*RECORDS FOR THIS TASK*.
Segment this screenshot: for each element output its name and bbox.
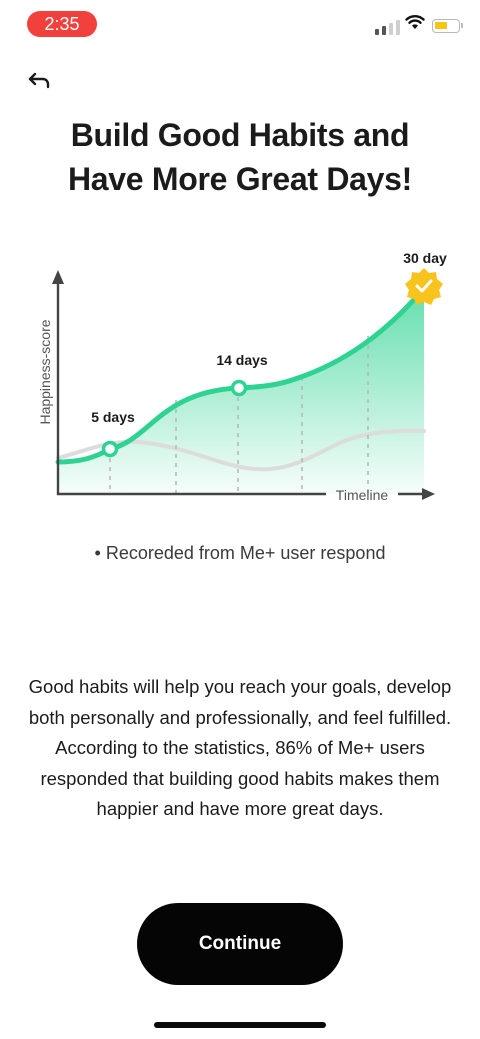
- back-arrow-icon[interactable]: [26, 66, 54, 94]
- y-axis-arrow-icon: [52, 270, 64, 284]
- page-title: Build Good Habits and Have More Great Da…: [20, 113, 460, 201]
- marker-label-5-days: 5 days: [91, 409, 135, 425]
- happiness-chart: Timeline Happiness-score 5 days 14 days …: [37, 250, 447, 503]
- title-line-2: Have More Great Days!: [67, 161, 413, 197]
- y-axis-label: Happiness-score: [37, 319, 53, 424]
- description-text: Good habits will help you reach your goa…: [28, 676, 452, 819]
- home-indicator: [154, 1022, 326, 1028]
- x-axis-label: Timeline: [336, 487, 389, 503]
- marker-14-days: [230, 379, 248, 397]
- status-time: 2:35: [27, 11, 97, 37]
- battery-icon: [432, 19, 463, 33]
- cellular-signal-icon: [375, 13, 400, 35]
- title-line-1: Build Good Habits and: [70, 117, 410, 153]
- wifi-icon: [405, 15, 425, 29]
- marker-label-14-days: 14 days: [216, 352, 268, 368]
- x-axis-arrow-icon: [422, 488, 435, 500]
- marker-label-30-day: 30 day: [403, 250, 447, 266]
- continue-button[interactable]: Continue: [137, 903, 343, 985]
- chart-note: • Recoreded from Me+ user respond: [94, 543, 386, 563]
- marker-5-days: [101, 440, 119, 458]
- status-bar: 2:35: [0, 0, 480, 48]
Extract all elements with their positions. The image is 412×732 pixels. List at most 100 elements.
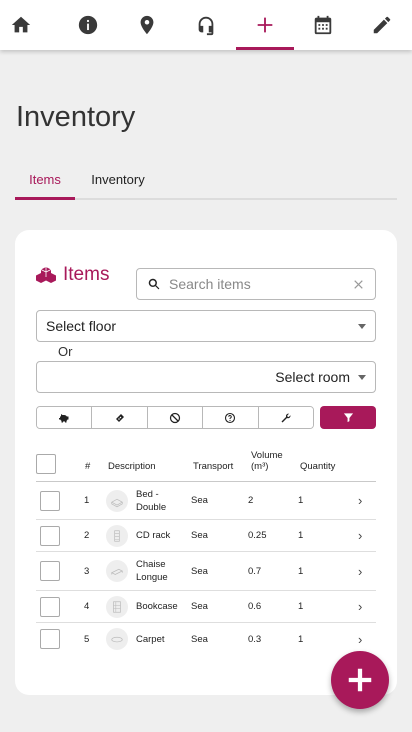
row-number: 4 [84, 601, 90, 612]
search-icon [148, 278, 160, 290]
row-transport: Sea [191, 565, 208, 577]
row-description: Bed - Double [136, 482, 166, 519]
row-description-line1: Bed - [136, 488, 159, 500]
plus-icon [348, 668, 372, 692]
row-number: 1 [84, 495, 90, 506]
search-box [136, 268, 376, 300]
room-select[interactable]: Select room [36, 361, 376, 393]
header-quantity: Quantity [300, 461, 336, 472]
tape-icon [115, 413, 124, 422]
row-number: 2 [84, 530, 90, 541]
row-quantity: 1 [298, 565, 304, 577]
row-checkbox-cell [40, 591, 60, 622]
nav-location[interactable] [118, 0, 176, 50]
nav-home[interactable] [0, 0, 50, 50]
chevron-right-icon[interactable]: › [358, 591, 362, 622]
filter-tape-button[interactable] [92, 407, 148, 428]
nav-calendar[interactable] [294, 0, 352, 50]
row-volume: 0.3 [248, 633, 262, 645]
row-description: Bookcase [136, 601, 178, 612]
filter-wrench-button[interactable] [258, 407, 313, 428]
pencil-icon [373, 16, 391, 34]
nav-add[interactable] [236, 0, 294, 50]
header-volume: Volume (m³) [251, 446, 283, 482]
nav-edit[interactable] [353, 0, 411, 50]
row-checkbox[interactable] [40, 596, 60, 617]
piggy-bank-icon [59, 413, 69, 422]
filter-apply-button[interactable] [320, 406, 376, 429]
table-row[interactable]: 4 Bookcase Sea 0.6 1 › [36, 591, 376, 623]
items-card: Items Select floor Or Select room [15, 230, 397, 695]
row-quantity: 1 [298, 495, 304, 506]
row-checkbox-cell [40, 520, 60, 551]
add-item-button[interactable] [331, 651, 389, 709]
row-thumb [106, 591, 128, 622]
or-label: Or [58, 344, 73, 359]
top-navigation-bar [0, 0, 412, 50]
table-row[interactable]: 3 Chaise Longue Sea 0.7 1 › [36, 552, 376, 591]
chevron-down-icon [358, 374, 366, 380]
row-thumb [106, 482, 128, 519]
chevron-down-icon [358, 323, 366, 329]
row-thumb [106, 552, 128, 590]
tab-inventory-label: Inventory [91, 171, 145, 187]
row-thumb [106, 623, 128, 655]
info-icon [78, 15, 98, 35]
tab-bar: Items Inventory [15, 160, 397, 200]
chevron-right-icon[interactable]: › [358, 552, 362, 590]
row-quantity: 1 [298, 530, 304, 541]
search-input[interactable] [169, 276, 352, 292]
row-checkbox-cell [40, 623, 60, 655]
nav-support[interactable] [177, 0, 235, 50]
row-checkbox[interactable] [40, 490, 60, 511]
boxes-icon [36, 267, 56, 283]
headset-icon [198, 16, 214, 36]
card-header: Items [35, 264, 109, 286]
tab-items-label: Items [29, 171, 61, 187]
plus-icon [257, 17, 273, 33]
filter-question-button[interactable] [203, 407, 259, 428]
row-number: 5 [84, 633, 90, 645]
filter-ban-button[interactable] [147, 407, 204, 428]
clear-icon[interactable] [352, 278, 365, 291]
filter-piggy-bank-button[interactable] [37, 407, 93, 428]
row-thumb [106, 520, 128, 551]
row-transport: Sea [191, 530, 208, 541]
header-volume-label: Volume [251, 450, 283, 461]
carpet-icon [111, 636, 123, 643]
row-checkbox[interactable] [40, 561, 60, 581]
row-description: Carpet [136, 633, 165, 645]
row-checkbox-cell [40, 552, 60, 590]
table-row[interactable]: 5 Carpet Sea 0.3 1 › [36, 623, 376, 655]
row-description-line2: Longue [136, 572, 168, 583]
table-row[interactable]: 2 CD rack Sea 0.25 1 › [36, 520, 376, 552]
row-number: 3 [84, 565, 90, 577]
row-transport: Sea [191, 495, 208, 506]
filter-button-group [36, 406, 314, 429]
row-checkbox[interactable] [40, 629, 60, 649]
select-all-checkbox[interactable] [36, 454, 56, 474]
floor-select[interactable]: Select floor [36, 310, 376, 342]
question-icon [225, 412, 236, 423]
row-transport: Sea [191, 633, 208, 645]
select-all-cell [36, 446, 56, 482]
header-number: # [85, 461, 91, 472]
chevron-right-icon[interactable]: › [358, 520, 362, 551]
card-title: Items [63, 264, 110, 285]
row-checkbox[interactable] [40, 525, 60, 546]
nav-info[interactable] [59, 0, 117, 50]
room-select-label: Select room [275, 369, 350, 385]
row-description: CD rack [136, 530, 171, 541]
row-transport: Sea [191, 601, 208, 612]
table-row[interactable]: 1 Bed - Double Sea 2 1 › [36, 482, 376, 520]
chevron-right-icon[interactable]: › [358, 482, 362, 519]
page-title: Inventory [16, 101, 136, 133]
header-volume-unit: (m³) [251, 461, 269, 472]
row-volume: 0.6 [248, 601, 262, 612]
ban-icon [169, 412, 181, 423]
tab-inventory[interactable]: Inventory [75, 160, 161, 198]
chaise-icon [110, 568, 124, 575]
wrench-icon [281, 413, 291, 422]
row-volume: 2 [248, 495, 254, 506]
tab-items[interactable]: Items [15, 160, 75, 200]
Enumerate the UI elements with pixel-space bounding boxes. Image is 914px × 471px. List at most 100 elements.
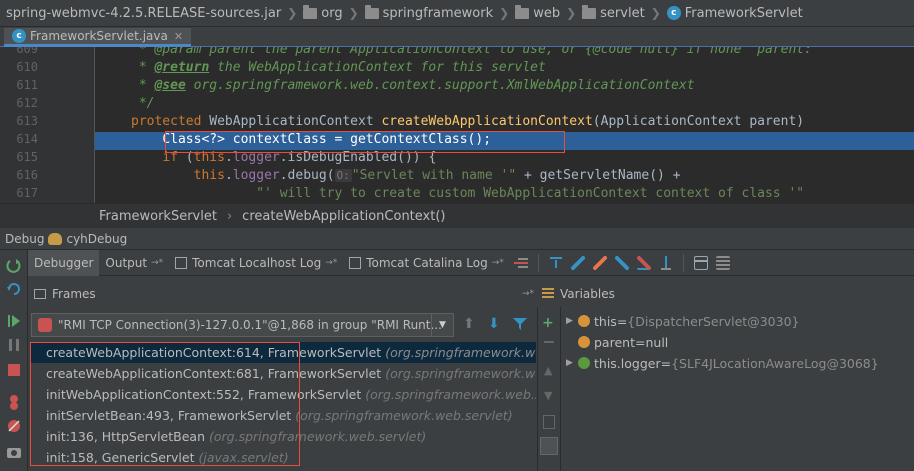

*WRITTEN INSTRUCTION*. Please identify every line in the items above that contains the string "question", treating uppercase and lowercase letters as distinct, and copy each of those lines.

*SOLVED PROBLEM*.
filter-question-button[interactable] [203, 407, 259, 428]
question-icon [225, 412, 236, 423]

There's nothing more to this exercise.